→ **Short exercise**
Gather each line in the entries that includes the string "Brot".

→ **Collection entries**
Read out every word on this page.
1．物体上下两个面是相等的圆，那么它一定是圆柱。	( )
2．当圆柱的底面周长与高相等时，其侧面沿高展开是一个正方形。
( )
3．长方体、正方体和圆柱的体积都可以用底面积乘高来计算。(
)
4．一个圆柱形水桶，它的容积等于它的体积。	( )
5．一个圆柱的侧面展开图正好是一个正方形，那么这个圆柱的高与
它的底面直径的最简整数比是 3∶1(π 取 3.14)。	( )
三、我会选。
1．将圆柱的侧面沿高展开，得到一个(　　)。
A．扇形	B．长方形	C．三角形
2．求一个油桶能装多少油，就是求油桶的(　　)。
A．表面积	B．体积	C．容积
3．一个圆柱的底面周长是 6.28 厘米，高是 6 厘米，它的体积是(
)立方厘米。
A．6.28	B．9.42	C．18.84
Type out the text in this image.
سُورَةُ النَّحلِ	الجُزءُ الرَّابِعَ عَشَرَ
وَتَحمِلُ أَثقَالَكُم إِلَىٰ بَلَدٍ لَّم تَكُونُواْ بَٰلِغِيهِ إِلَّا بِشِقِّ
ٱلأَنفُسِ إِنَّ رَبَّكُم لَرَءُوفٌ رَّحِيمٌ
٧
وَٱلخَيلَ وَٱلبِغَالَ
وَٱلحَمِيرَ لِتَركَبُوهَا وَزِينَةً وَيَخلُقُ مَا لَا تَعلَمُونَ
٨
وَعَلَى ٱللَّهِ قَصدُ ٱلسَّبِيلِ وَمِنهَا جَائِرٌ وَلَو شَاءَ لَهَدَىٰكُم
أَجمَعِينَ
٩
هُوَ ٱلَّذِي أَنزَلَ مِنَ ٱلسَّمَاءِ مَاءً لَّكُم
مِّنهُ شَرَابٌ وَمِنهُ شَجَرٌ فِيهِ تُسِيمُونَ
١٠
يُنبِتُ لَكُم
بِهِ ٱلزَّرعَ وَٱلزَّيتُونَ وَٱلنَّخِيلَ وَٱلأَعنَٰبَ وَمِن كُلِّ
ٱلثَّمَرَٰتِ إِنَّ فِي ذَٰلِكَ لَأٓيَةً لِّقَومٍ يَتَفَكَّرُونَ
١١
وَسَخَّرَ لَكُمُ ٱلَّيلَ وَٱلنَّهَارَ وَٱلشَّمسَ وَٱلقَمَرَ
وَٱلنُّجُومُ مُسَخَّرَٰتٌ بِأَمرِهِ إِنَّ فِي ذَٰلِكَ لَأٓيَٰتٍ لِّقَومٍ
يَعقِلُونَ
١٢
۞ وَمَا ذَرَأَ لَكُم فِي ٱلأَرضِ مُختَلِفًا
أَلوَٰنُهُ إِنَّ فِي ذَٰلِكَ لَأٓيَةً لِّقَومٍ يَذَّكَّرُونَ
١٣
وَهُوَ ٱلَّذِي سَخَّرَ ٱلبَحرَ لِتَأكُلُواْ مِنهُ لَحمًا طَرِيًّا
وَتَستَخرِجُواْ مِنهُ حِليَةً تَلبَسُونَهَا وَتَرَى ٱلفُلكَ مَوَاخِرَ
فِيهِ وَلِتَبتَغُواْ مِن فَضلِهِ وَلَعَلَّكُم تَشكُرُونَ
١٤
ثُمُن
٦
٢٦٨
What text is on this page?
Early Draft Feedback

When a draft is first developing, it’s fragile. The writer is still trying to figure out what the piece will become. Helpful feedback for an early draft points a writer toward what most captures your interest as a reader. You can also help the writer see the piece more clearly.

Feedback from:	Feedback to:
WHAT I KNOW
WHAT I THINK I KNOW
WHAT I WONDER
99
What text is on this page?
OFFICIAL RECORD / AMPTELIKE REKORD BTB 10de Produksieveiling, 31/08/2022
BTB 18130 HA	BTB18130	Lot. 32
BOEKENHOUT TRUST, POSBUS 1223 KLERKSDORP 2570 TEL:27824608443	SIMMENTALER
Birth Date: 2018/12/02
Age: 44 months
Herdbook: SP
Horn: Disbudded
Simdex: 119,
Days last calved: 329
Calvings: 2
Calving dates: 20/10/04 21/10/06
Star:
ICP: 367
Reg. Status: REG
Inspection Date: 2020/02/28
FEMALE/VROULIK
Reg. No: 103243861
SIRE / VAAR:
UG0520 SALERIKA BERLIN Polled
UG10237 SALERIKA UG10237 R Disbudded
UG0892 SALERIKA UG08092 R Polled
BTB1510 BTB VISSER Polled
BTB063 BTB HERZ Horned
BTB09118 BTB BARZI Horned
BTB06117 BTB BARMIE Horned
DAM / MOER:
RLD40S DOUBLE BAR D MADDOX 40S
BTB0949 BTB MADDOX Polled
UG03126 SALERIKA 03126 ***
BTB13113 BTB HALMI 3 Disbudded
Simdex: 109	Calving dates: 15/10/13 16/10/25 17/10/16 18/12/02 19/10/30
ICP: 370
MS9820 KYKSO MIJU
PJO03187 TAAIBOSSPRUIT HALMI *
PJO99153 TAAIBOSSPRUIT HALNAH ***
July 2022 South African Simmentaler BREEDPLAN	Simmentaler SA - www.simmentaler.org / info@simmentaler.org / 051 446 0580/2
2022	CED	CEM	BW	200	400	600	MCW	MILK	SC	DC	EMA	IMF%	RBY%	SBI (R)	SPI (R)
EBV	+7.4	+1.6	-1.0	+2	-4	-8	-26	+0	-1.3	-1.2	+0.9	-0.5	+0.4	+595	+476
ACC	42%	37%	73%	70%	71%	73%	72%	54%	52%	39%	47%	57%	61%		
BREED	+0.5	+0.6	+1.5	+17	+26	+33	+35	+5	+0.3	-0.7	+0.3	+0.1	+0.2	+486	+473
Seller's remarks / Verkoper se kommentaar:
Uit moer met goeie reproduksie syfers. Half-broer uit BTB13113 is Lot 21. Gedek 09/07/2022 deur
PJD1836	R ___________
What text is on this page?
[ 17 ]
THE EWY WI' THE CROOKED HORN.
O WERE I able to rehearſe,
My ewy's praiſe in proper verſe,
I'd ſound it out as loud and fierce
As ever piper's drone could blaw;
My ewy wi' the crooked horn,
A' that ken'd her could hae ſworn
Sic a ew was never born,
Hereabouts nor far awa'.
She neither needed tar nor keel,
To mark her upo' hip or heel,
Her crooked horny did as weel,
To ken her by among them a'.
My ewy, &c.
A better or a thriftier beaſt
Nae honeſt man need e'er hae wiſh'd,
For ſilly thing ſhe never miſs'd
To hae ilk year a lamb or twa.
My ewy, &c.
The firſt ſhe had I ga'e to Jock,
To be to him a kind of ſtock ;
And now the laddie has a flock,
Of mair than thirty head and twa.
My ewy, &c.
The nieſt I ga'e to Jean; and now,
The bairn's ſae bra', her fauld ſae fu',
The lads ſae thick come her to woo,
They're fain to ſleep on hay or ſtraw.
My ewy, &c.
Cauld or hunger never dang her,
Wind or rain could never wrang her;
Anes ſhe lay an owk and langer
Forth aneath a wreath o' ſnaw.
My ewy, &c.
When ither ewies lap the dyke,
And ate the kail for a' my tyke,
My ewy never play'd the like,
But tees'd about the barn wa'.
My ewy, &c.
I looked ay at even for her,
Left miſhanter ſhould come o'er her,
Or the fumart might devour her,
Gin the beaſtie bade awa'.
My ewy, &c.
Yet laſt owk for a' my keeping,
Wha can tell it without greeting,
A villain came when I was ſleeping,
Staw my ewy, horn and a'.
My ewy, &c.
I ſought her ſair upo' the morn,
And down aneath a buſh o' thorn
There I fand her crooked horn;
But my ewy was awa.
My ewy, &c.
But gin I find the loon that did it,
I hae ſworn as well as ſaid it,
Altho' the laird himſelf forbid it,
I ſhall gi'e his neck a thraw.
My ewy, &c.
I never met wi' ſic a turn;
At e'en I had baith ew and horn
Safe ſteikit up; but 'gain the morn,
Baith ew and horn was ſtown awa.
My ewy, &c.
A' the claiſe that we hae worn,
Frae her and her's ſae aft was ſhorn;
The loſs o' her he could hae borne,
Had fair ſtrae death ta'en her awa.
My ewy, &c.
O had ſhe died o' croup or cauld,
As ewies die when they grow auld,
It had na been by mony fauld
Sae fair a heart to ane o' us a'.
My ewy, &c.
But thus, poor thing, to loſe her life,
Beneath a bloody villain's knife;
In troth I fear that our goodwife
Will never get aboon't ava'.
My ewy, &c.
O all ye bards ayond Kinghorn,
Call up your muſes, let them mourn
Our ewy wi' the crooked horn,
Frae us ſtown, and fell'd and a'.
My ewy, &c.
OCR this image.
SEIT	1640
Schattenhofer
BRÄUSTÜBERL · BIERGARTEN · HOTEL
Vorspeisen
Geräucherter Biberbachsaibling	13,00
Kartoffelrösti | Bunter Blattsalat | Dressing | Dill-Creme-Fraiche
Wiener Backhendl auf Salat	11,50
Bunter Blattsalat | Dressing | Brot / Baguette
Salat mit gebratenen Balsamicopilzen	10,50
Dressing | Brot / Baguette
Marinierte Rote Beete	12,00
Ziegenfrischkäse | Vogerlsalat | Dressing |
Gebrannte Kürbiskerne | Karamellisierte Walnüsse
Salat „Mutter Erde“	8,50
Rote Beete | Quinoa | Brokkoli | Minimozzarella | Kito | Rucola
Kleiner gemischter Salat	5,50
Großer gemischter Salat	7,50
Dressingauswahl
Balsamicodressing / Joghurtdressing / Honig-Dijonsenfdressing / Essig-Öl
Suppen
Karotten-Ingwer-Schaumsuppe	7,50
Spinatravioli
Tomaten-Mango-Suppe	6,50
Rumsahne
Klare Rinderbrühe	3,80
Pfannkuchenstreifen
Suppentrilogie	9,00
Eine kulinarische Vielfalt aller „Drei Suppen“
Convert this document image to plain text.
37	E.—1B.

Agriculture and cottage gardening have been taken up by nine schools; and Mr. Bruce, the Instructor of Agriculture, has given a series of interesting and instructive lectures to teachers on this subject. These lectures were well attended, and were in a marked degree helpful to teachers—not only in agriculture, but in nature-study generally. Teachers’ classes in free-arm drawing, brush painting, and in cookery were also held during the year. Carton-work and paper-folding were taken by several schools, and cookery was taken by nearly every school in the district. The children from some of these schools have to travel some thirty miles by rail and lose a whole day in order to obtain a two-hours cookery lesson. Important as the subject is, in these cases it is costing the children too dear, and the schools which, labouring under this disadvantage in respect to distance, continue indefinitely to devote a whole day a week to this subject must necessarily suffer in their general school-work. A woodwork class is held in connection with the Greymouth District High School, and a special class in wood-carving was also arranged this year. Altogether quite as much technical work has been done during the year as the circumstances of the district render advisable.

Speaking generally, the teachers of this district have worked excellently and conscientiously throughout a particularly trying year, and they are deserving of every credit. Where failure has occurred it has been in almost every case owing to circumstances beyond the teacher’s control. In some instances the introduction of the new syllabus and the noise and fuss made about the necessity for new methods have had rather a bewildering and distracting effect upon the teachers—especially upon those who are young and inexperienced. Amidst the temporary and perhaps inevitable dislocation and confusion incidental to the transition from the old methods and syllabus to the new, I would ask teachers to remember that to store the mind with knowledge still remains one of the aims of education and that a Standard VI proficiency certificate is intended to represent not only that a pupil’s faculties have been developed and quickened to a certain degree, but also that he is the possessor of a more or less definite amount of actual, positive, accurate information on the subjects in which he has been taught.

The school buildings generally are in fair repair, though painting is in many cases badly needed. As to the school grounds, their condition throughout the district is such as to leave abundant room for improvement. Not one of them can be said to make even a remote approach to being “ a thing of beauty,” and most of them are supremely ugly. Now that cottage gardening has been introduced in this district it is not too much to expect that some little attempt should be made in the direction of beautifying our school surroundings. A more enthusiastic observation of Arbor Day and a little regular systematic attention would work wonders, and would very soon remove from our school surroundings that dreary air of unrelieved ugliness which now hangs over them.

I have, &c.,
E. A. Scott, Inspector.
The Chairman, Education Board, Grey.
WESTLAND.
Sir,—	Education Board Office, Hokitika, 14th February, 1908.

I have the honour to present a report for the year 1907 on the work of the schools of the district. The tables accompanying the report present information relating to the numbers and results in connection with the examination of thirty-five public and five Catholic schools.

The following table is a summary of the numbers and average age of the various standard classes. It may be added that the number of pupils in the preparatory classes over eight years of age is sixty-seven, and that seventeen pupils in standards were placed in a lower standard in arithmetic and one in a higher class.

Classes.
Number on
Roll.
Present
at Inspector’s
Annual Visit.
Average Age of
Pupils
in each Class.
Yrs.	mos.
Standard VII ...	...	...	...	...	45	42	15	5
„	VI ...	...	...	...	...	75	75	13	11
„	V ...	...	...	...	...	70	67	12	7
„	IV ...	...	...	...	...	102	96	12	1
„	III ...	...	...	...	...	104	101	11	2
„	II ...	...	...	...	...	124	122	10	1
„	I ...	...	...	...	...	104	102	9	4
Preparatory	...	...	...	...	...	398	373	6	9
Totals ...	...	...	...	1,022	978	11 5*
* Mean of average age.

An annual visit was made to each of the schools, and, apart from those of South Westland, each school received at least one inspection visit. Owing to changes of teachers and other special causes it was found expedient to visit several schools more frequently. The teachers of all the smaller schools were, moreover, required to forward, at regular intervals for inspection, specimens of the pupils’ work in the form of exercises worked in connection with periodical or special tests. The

→ **Task output**
Bunter Blattsalat | Dressing | Brot / Baguette
Dressing | Brot / Baguette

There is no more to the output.